■ **Written instruction**
Provide nothing but the number of lines containing the string "Swedes".

Stored records
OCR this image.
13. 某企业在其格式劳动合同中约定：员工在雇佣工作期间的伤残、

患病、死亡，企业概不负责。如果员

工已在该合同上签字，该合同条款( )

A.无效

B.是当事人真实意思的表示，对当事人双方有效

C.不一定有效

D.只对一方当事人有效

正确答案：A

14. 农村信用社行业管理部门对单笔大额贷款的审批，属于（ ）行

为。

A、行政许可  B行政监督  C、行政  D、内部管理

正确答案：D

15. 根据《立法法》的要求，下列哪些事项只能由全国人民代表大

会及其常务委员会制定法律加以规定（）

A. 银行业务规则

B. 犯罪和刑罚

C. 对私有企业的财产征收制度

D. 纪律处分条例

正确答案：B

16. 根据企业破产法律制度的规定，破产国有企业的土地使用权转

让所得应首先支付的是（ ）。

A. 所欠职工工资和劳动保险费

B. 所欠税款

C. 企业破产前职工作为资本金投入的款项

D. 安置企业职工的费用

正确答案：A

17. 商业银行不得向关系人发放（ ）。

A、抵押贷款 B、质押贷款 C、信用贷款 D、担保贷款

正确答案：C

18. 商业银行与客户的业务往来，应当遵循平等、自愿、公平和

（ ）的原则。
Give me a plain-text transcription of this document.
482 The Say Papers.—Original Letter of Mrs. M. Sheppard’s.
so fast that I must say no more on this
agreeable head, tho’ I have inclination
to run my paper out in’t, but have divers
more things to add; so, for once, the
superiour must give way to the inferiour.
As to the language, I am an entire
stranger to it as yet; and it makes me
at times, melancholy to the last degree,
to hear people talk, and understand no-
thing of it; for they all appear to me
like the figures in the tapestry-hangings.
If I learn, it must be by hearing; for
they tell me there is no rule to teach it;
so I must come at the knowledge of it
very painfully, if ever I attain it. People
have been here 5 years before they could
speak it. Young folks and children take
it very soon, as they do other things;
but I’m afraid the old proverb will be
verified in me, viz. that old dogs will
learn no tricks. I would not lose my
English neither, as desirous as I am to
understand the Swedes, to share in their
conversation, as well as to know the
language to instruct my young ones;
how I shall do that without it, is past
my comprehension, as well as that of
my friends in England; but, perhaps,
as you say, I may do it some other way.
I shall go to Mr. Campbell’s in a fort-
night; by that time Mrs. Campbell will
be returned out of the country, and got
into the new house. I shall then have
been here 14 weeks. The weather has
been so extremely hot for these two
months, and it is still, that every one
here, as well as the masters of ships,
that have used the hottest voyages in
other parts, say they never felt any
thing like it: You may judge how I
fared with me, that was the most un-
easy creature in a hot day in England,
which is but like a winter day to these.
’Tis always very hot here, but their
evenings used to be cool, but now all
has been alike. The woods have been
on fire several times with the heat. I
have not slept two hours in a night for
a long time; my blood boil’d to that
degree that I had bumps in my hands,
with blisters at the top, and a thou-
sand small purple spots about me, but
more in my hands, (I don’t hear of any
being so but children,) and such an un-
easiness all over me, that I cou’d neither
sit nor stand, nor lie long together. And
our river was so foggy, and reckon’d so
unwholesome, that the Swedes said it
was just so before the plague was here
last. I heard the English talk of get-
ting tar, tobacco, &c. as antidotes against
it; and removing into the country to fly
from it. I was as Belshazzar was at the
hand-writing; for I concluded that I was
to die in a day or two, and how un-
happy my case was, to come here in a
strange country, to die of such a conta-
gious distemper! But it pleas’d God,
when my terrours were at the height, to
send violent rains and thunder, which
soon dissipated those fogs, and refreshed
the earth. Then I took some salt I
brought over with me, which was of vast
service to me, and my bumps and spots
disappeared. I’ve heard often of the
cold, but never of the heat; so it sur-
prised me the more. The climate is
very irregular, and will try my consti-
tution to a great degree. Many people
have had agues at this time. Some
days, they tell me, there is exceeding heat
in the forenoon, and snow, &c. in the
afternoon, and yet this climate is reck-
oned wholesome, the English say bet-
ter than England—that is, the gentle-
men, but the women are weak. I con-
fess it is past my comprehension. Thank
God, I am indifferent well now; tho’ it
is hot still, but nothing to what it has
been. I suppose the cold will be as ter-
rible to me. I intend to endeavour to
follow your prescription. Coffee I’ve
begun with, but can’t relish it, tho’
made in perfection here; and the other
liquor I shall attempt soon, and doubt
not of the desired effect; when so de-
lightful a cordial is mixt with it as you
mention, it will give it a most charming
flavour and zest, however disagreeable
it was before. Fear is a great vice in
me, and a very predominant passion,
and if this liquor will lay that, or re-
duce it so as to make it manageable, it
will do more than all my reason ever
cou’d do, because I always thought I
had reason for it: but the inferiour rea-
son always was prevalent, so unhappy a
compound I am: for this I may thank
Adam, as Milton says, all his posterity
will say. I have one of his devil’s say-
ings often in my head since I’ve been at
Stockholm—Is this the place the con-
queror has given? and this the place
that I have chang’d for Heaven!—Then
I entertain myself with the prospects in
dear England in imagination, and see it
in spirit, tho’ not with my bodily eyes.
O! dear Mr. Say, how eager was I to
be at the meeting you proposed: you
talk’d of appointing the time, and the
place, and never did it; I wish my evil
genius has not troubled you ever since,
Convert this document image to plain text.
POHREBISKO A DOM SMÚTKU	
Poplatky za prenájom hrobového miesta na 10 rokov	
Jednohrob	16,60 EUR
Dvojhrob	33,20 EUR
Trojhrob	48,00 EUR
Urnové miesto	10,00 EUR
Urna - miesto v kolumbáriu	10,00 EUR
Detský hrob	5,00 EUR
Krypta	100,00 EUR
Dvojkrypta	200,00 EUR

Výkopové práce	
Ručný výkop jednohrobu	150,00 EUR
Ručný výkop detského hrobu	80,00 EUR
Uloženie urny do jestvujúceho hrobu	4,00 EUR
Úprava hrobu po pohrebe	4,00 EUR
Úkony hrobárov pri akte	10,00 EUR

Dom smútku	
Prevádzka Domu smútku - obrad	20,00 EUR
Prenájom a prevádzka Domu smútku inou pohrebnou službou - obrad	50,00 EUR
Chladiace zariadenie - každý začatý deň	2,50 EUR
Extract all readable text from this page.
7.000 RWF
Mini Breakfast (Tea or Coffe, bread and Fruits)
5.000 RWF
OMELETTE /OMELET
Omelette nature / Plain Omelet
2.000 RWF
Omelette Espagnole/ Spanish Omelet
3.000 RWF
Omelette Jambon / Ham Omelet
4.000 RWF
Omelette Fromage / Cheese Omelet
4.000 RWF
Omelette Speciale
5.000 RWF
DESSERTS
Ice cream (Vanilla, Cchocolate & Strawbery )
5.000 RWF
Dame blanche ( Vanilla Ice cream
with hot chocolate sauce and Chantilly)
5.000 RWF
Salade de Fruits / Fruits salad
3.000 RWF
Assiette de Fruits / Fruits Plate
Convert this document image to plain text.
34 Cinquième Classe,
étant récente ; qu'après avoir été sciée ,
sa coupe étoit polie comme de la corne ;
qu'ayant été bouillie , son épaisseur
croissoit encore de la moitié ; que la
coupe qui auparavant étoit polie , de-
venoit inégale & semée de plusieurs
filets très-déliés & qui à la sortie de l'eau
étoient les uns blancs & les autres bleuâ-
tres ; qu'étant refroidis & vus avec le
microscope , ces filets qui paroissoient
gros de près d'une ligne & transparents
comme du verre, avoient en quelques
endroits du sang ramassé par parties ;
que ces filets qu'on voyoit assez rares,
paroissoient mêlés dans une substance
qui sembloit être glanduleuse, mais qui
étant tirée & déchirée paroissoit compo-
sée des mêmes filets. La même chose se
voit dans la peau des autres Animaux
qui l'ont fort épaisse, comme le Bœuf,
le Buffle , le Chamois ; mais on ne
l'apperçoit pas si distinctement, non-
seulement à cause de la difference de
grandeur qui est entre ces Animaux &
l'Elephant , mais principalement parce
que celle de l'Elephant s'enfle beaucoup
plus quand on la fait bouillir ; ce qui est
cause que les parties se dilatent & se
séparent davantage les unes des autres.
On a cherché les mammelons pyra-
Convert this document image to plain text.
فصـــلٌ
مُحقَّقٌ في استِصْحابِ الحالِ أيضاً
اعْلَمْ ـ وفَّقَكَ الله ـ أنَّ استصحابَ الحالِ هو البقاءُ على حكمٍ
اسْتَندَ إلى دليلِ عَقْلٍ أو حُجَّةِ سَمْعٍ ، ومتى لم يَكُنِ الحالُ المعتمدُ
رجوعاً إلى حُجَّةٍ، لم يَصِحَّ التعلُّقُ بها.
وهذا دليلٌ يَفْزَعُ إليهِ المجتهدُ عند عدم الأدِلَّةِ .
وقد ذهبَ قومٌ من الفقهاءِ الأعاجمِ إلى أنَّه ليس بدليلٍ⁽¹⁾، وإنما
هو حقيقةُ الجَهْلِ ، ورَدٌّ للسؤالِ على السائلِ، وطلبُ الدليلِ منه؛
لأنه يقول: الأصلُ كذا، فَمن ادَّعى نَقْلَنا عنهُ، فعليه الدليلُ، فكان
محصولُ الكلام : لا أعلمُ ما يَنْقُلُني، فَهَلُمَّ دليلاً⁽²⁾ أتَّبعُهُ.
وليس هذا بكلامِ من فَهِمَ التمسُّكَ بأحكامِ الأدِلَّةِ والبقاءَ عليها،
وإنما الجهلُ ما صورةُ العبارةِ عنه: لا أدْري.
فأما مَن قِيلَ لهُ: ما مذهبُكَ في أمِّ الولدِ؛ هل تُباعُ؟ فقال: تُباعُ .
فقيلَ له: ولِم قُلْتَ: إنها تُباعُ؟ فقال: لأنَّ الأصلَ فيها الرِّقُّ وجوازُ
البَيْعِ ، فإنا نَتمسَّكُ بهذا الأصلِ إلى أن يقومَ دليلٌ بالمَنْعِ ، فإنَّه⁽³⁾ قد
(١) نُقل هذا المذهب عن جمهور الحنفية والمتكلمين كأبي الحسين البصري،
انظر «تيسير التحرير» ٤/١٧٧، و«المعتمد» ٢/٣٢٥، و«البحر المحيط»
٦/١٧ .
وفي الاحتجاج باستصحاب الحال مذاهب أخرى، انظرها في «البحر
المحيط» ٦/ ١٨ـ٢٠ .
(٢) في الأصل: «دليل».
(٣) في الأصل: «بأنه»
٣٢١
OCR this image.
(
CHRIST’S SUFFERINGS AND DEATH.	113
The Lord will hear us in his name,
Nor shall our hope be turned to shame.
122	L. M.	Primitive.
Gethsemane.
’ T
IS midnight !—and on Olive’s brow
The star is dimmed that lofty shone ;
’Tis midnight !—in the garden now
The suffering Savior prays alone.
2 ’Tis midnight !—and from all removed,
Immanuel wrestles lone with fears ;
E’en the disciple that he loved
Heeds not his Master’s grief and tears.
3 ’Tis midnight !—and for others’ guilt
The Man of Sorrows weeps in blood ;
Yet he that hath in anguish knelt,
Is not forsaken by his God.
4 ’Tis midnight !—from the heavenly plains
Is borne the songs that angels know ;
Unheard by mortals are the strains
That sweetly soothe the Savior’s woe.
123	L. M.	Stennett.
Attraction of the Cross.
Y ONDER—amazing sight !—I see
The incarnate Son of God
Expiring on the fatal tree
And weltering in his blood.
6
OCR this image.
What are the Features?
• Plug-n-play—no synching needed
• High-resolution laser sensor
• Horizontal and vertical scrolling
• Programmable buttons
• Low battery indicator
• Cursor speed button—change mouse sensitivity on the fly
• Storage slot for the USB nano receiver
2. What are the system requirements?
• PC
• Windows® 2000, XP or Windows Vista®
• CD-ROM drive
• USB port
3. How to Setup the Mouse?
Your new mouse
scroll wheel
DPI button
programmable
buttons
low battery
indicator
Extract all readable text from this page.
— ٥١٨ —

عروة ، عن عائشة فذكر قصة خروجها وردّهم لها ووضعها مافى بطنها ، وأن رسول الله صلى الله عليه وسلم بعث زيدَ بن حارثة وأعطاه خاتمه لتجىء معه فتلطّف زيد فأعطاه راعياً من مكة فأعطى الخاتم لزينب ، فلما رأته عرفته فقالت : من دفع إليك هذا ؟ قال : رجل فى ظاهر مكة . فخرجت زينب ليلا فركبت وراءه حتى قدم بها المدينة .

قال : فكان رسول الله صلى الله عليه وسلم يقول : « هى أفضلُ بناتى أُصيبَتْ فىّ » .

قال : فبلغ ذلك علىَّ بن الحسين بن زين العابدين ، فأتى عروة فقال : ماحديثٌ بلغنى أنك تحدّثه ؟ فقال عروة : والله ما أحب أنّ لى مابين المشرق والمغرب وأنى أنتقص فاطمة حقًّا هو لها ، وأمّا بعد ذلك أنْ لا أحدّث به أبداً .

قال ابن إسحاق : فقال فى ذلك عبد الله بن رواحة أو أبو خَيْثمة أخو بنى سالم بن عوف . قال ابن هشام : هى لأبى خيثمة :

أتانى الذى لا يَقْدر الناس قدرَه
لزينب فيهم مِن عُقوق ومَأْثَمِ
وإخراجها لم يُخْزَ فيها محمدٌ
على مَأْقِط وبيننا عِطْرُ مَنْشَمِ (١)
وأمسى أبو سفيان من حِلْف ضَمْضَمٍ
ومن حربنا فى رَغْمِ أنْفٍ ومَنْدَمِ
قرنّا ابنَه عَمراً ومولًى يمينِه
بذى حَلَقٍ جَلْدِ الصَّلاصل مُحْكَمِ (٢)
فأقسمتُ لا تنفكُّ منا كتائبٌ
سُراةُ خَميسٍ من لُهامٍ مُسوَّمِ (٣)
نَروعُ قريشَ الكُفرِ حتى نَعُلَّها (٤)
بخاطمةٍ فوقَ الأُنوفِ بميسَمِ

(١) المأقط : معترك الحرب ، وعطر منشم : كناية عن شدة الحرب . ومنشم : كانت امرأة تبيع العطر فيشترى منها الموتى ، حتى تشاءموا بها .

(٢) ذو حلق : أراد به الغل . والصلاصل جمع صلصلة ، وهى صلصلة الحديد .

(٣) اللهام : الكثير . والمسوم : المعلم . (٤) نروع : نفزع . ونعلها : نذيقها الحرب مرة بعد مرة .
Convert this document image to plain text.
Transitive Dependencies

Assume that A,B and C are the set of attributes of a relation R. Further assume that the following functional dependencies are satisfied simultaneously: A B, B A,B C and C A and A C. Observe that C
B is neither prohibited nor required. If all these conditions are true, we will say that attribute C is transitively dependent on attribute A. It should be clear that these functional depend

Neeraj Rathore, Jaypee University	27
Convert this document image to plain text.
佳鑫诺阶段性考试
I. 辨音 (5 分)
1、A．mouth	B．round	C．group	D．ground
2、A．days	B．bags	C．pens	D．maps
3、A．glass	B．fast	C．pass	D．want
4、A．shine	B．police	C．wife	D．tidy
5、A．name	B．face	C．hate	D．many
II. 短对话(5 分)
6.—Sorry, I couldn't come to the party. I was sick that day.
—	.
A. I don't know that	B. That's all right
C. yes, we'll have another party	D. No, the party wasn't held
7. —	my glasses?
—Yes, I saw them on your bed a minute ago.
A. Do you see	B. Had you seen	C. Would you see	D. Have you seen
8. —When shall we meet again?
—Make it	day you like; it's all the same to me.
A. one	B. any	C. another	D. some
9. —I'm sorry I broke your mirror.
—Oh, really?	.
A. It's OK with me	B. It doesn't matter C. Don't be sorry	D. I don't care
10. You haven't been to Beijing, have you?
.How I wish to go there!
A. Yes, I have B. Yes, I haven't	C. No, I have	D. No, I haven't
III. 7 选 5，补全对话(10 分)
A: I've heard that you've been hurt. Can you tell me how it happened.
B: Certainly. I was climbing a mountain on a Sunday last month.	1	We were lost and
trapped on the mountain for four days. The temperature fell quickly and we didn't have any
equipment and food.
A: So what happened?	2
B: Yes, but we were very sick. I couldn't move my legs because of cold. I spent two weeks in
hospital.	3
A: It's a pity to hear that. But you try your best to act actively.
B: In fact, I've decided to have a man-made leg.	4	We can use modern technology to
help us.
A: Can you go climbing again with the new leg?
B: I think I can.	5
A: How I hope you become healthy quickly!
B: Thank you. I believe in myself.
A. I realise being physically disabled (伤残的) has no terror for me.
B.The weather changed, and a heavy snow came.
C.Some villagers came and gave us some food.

■ **Output**
2